From the entries below, extract every line that includes the word "gains".

============

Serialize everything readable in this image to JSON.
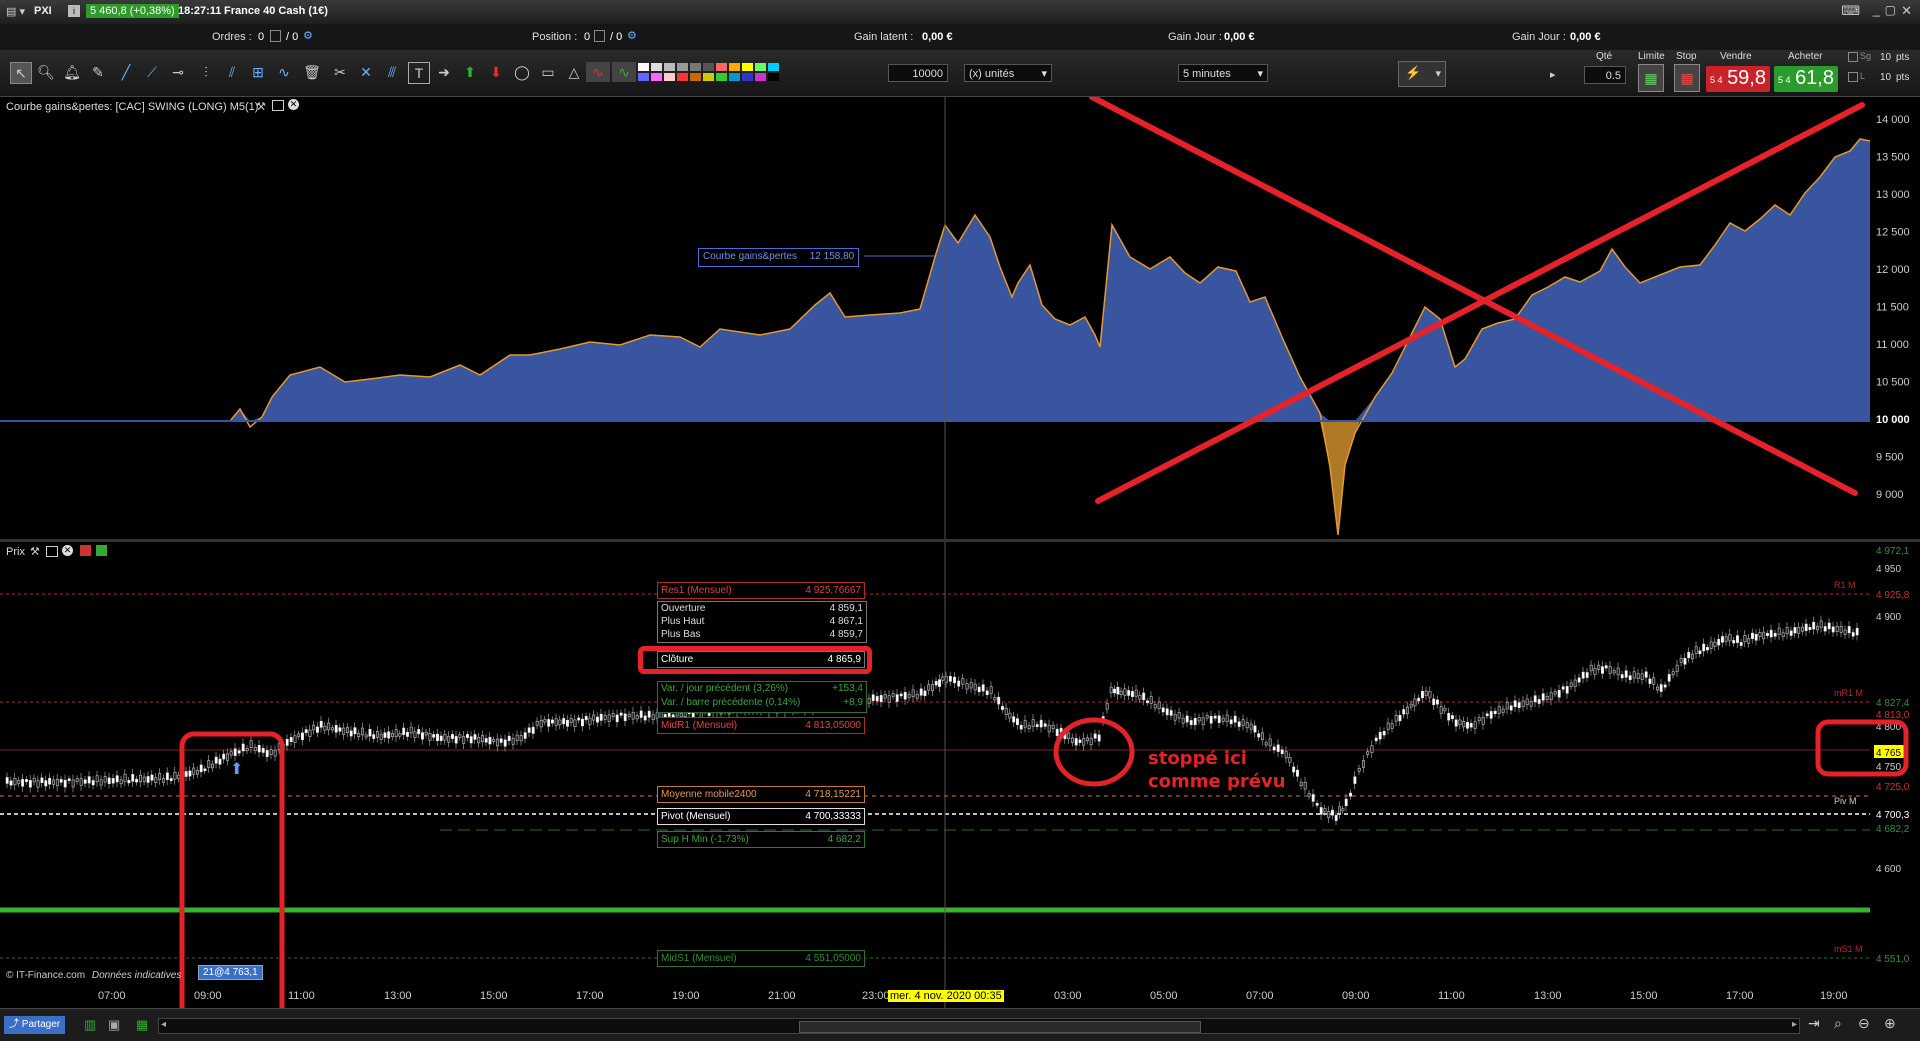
{
  "titlebar": {
    "app": "PXI",
    "index_change": "5 460,8 (+0,38%)",
    "clock": "18:27:11",
    "instrument": "France 40 Cash (1€)"
  },
  "infobar": {
    "orders_label": "Ordres :",
    "orders_value": "0",
    "orders_sep": "/ 0",
    "position_label": "Position :",
    "position_value": "0",
    "position_sep": "/ 0",
    "latent_label": "Gain latent :",
    "latent_value": "0,00 €",
    "day1_label": "Gain Jour :",
    "day1_value": "0,00 €",
    "day2_label": "Gain Jour :",
    "day2_value": "0,00 €"
  },
  "toolbar": {
    "quantity": "10000",
    "unit": "(x) unités",
    "timeframe": "5 minutes",
    "qty_header": "Qté",
    "qty_value": "0.5",
    "limit_header": "Limite",
    "stop_header": "Stop",
    "sell_header": "Vendre",
    "buy_header": "Acheter",
    "sell_prefix": "5 4",
    "sell_price": "59,8",
    "buy_prefix": "5 4",
    "buy_price": "61,8",
    "pts1": "10",
    "pts_unit": "pts",
    "pts2": "10",
    "sg": "Sg",
    "l": "L"
  },
  "upper_pane": {
    "title": "Courbe gains&pertes: [CAC] SWING (LONG) M5(1)",
    "tooltip_name": "Courbe gains&pertes",
    "tooltip_value": "12 158,80",
    "yticks": [
      "14 000",
      "13 500",
      "13 000",
      "12 500",
      "12 000",
      "11 500",
      "11 000",
      "10 500",
      "10 000",
      "9 500",
      "9 000"
    ]
  },
  "lower_pane": {
    "title": "Prix",
    "res1_name": "Res1 (Mensuel)",
    "res1_value": "4 925,76667",
    "ohlc": [
      {
        "k": "Ouverture",
        "v": "4 859,1"
      },
      {
        "k": "Plus Haut",
        "v": "4 867,1"
      },
      {
        "k": "Plus Bas",
        "v": "4 859,7"
      }
    ],
    "close_name": "Clôture",
    "close_value": "4 865,9",
    "var_day": "Var. / jour précédent (3,26%)",
    "var_day_v": "+153,4",
    "var_bar": "Var. / barre précédente (0,14%)",
    "var_bar_v": "+8,9",
    "midr1_name": "MidR1 (Mensuel)",
    "midr1_value": "4 813,05000",
    "ma_name": "Moyenne mobile2400",
    "ma_value": "4 718,15221",
    "pivot_name": "Pivot (Mensuel)",
    "pivot_value": "4 700,33333",
    "suph_name": "Sup H Min (-1,73%)",
    "suph_value": "4 682,2",
    "mids1_name": "MidS1 (Mensuel)",
    "mids1_value": "4 551,05000",
    "annotation_line1": "stoppé ici",
    "annotation_line2": "comme prévu",
    "source": "© IT-Finance.com",
    "source_note": "Données indicatives",
    "order_tag": "21@4 763,1",
    "yticks": [
      "4 972,1",
      "4 950",
      "4 925,8",
      "4 900",
      "4 827,4",
      "4 813,0",
      "4 800",
      "4 765",
      "4 750",
      "4 725,0",
      "4 700,3",
      "4 682,2",
      "4 600",
      "4 551,0"
    ],
    "right_tags": [
      "R1 M",
      "mR1 M",
      "Piv M",
      "mS1 M"
    ]
  },
  "time_axis": [
    "07:00",
    "09:00",
    "11:00",
    "13:00",
    "15:00",
    "17:00",
    "19:00",
    "21:00",
    "23:00",
    "mer. 4 nov. 2020 00:35",
    "03:00",
    "05:00",
    "07:00",
    "09:00",
    "11:00",
    "13:00",
    "15:00",
    "17:00",
    "19:00"
  ],
  "bottombar": {
    "share": "Partager"
  },
  "colors": {
    "fill": "#3a559f",
    "line": "#e39a2d",
    "neg": "#b07a25",
    "red": "#e5222a",
    "green": "#37b22f"
  }
}
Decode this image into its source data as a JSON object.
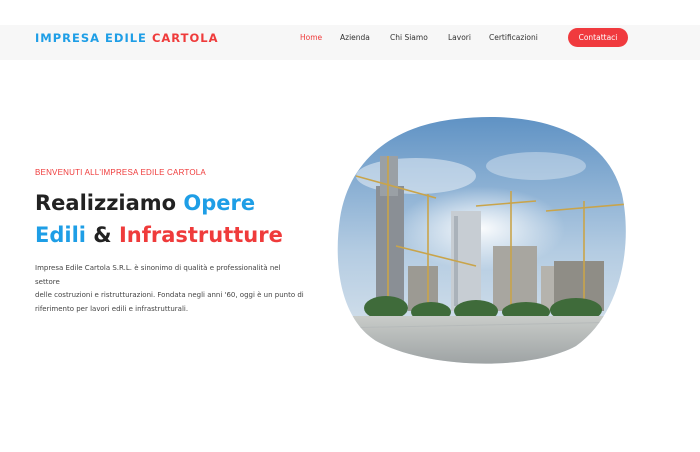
{
  "header": {
    "logo_part1": "IMPRESA EDILE",
    "logo_part2": "CARTOLA",
    "nav": [
      {
        "label": "Home",
        "active": true
      },
      {
        "label": "Azienda",
        "active": false
      },
      {
        "label": "Chi Siamo",
        "active": false
      },
      {
        "label": "Lavori",
        "active": false
      },
      {
        "label": "Certificazioni",
        "active": false
      }
    ],
    "cta_label": "Contattaci"
  },
  "hero": {
    "eyebrow": "BENVENUTI ALL'IMPRESA EDILE CARTOLA",
    "headline": {
      "w1": "Realizziamo",
      "w2": "Opere",
      "w3": "Edili",
      "w4": "&",
      "w5": "Infrastrutture"
    },
    "description_line1": "Impresa Edile Cartola S.R.L. è sinonimo di qualità e professionalità nel settore",
    "description_line2": "delle costruzioni e ristrutturazioni. Fondata negli anni '60, oggi è un punto di",
    "description_line3": "riferimento per lavori edili e infrastrutturali."
  },
  "colors": {
    "accent_blue": "#1e9ee6",
    "accent_red": "#ef3b3b"
  }
}
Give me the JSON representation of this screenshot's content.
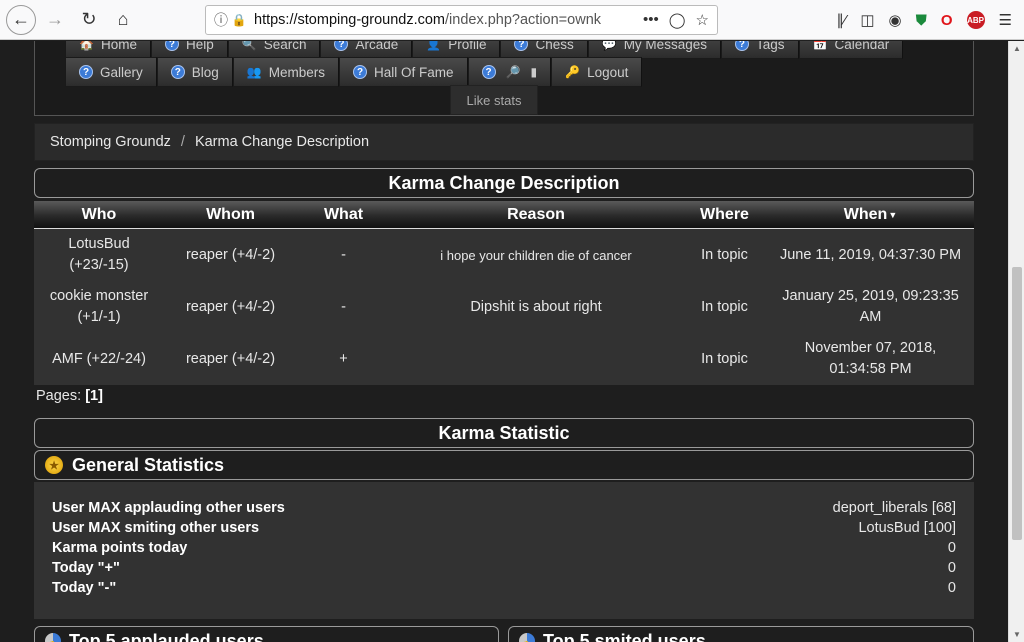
{
  "browser": {
    "url_host": "https://stomping-groundz.com",
    "url_path": "/index.php?action=ownk",
    "ellipsis": "•••"
  },
  "menu": {
    "row1": [
      "Home",
      "Help",
      "Search",
      "Arcade",
      "Profile",
      "Chess",
      "My Messages",
      "Tags",
      "Calendar"
    ],
    "row2": [
      "Gallery",
      "Blog",
      "Members",
      "Hall Of Fame"
    ],
    "logout": "Logout",
    "like_stats": "Like stats"
  },
  "breadcrumb": {
    "home": "Stomping Groundz",
    "separator": "/",
    "current": "Karma Change Description"
  },
  "karma_table": {
    "title": "Karma Change Description",
    "headers": [
      "Who",
      "Whom",
      "What",
      "Reason",
      "Where",
      "When"
    ],
    "rows": [
      {
        "who": "LotusBud",
        "who_score": "(+23/-15)",
        "whom": "reaper (+4/-2)",
        "what": "-",
        "reason": "i hope your children die of cancer",
        "where": "In topic",
        "when": "June 11, 2019, 04:37:30 PM"
      },
      {
        "who": "cookie monster",
        "who_score": "(+1/-1)",
        "whom": "reaper (+4/-2)",
        "what": "-",
        "reason": "Dipshit is about right",
        "where": "In topic",
        "when": "January 25, 2019, 09:23:35 AM"
      },
      {
        "who": "AMF",
        "who_score": "(+22/-24)",
        "whom": "reaper (+4/-2)",
        "what": "+",
        "reason": "",
        "where": "In topic",
        "when": "November 07, 2018, 01:34:58 PM"
      }
    ]
  },
  "pagination": {
    "label": "Pages:",
    "current": "[1]"
  },
  "karma_statistic": {
    "title": "Karma Statistic",
    "general_title": "General Statistics",
    "stats": [
      {
        "label": "User MAX applauding other users",
        "value": "deport_liberals [68]"
      },
      {
        "label": "User MAX smiting other users",
        "value": "LotusBud [100]"
      },
      {
        "label": "Karma points today",
        "value": "0"
      },
      {
        "label": "Today \"+\"",
        "value": "0"
      },
      {
        "label": "Today \"-\"",
        "value": "0"
      }
    ],
    "top_applauded": "Top 5 applauded users",
    "top_smited": "Top 5 smited users"
  }
}
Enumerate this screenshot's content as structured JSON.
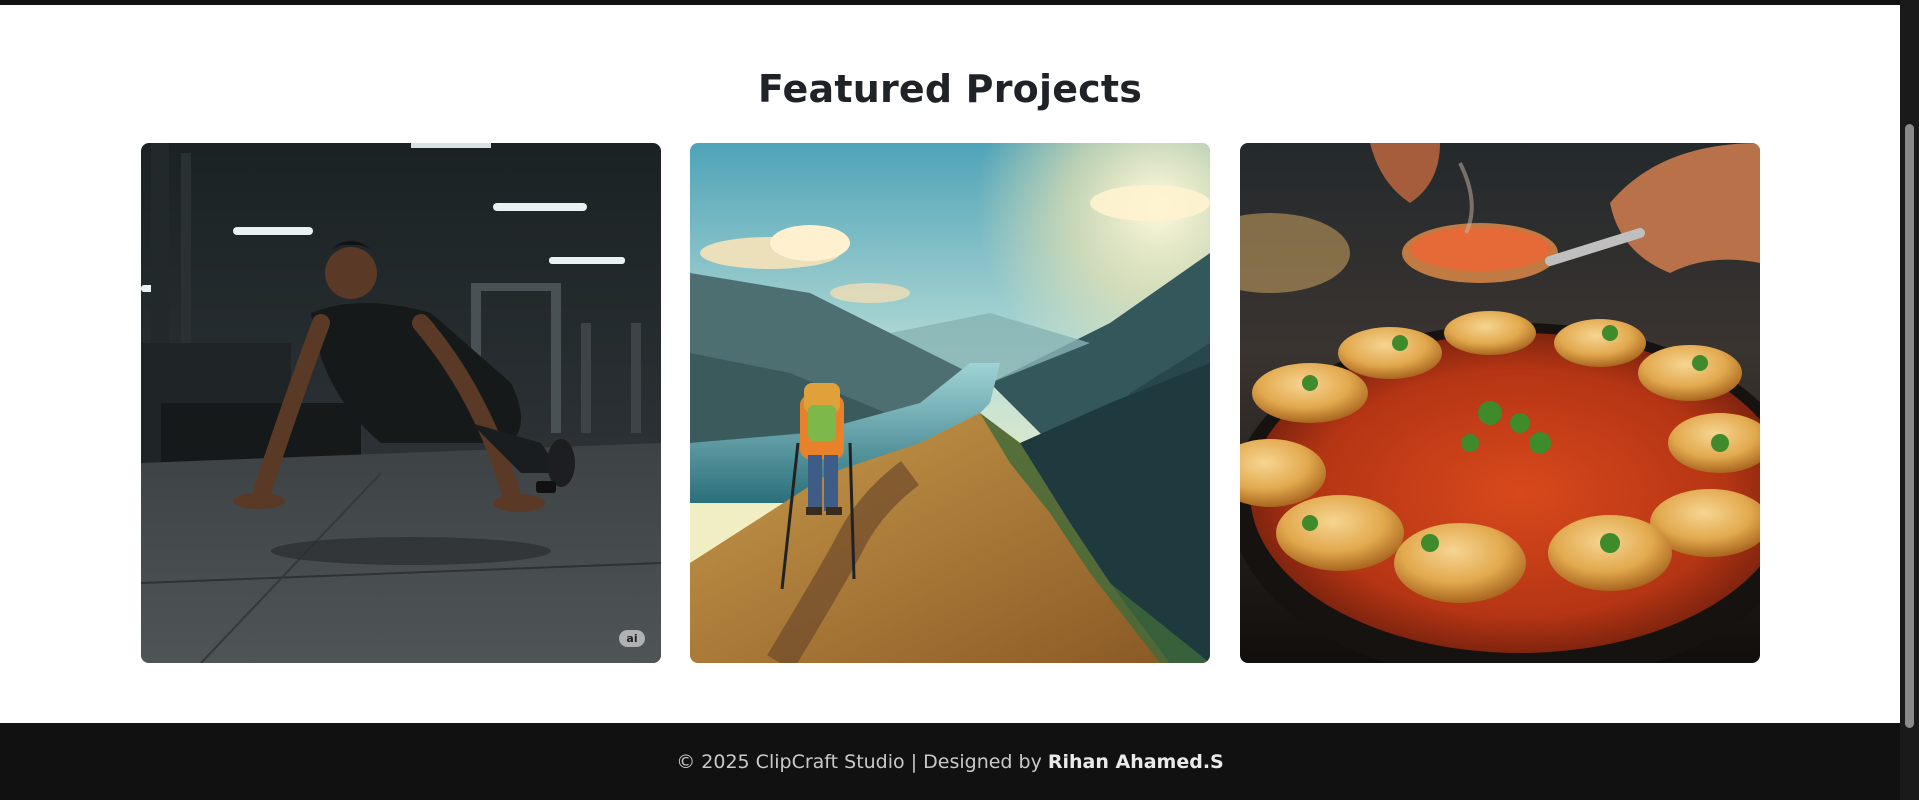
{
  "section": {
    "title": "Featured Projects"
  },
  "projects": [
    {
      "icon": "fitness-photo",
      "badge": "ai"
    },
    {
      "icon": "hiking-landscape-photo"
    },
    {
      "icon": "food-dish-photo"
    }
  ],
  "footer": {
    "copyright": "© 2025 ClipCraft Studio | Designed by",
    "author": "Rihan Ahamed.S"
  },
  "colors": {
    "page_bg": "#ffffff",
    "footer_bg": "#111111",
    "title": "#1f2328"
  }
}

============

**The reply:**
    "title": "Courbe gains&pertes: [CAC] SWING (LONG) M5(1)",
    "tooltip_name": "Courbe gains&pertes",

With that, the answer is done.